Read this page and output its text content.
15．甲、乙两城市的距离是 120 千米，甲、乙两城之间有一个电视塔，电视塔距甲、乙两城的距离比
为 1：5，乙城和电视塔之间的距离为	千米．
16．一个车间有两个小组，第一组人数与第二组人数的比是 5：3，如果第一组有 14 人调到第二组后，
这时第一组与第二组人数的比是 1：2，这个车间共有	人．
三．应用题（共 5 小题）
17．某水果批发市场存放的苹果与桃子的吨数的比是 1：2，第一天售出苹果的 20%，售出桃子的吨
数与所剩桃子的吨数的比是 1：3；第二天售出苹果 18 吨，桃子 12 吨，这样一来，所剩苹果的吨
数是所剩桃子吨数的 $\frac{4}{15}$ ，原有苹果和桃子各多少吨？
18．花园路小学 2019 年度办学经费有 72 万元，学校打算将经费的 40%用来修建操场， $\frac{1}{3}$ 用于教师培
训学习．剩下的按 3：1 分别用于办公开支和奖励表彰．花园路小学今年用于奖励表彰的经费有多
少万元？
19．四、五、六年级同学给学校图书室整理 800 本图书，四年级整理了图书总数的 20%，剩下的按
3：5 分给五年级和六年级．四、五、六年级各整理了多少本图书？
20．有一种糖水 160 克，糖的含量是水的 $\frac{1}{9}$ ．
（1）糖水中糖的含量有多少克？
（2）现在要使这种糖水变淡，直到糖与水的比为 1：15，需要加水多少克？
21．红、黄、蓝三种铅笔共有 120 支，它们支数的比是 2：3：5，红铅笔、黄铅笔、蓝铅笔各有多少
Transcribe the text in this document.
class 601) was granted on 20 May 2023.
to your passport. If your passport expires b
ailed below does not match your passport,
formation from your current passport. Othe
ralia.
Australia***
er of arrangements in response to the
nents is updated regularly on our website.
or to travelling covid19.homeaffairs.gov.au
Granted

What needs to be done:
Return the material in full, exactly as shown.

The reply:
Read this page and output its text content.
15．甲、乙两城市的距离是 120 千米，甲、乙两城之间有一个电视塔，电视塔距甲、乙两城的距离比
为 1：5，乙城和电视塔之间的距离为	千米．
16．一个车间有两个小组，第一组人数与第二组人数的比是 5：3，如果第一组有 14 人调到第二组后，
这时第一组与第二组人数的比是 1：2，这个车间共有	人．
三．应用题（共 5 小题）
17．某水果批发市场存放的苹果与桃子的吨数的比是 1：2，第一天售出苹果的 20%，售出桃子的吨
数与所剩桃子的吨数的比是 1：3；第二天售出苹果 18 吨，桃子 12 吨，这样一来，所剩苹果的吨
数是所剩桃子吨数的 $\frac{4}{15}$ ，原有苹果和桃子各多少吨？
18．花园路小学 2019 年度办学经费有 72 万元，学校打算将经费的 40%用来修建操场， $\frac{1}{3}$ 用于教师培
训学习．剩下的按 3：1 分别用于办公开支和奖励表彰．花园路小学今年用于奖励表彰的经费有多
少万元？
19．四、五、六年级同学给学校图书室整理 800 本图书，四年级整理了图书总数的 20%，剩下的按
3：5 分给五年级和六年级．四、五、六年级各整理了多少本图书？
20．有一种糖水 160 克，糖的含量是水的 $\frac{1}{9}$ ．
（1）糖水中糖的含量有多少克？
（2）现在要使这种糖水变淡，直到糖与水的比为 1：15，需要加水多少克？
21．红、黄、蓝三种铅笔共有 120 支，它们支数的比是 2：3：5，红铅笔、黄铅笔、蓝铅笔各有多少
Transcribe the text in this document.
class 601) was granted on 20 May 2023.
to your passport. If your passport expires b
ailed below does not match your passport,
formation from your current passport. Othe
ralia.
Australia***
er of arrangements in response to the
nents is updated regularly on our website.
or to travelling covid19.homeaffairs.gov.au
Granted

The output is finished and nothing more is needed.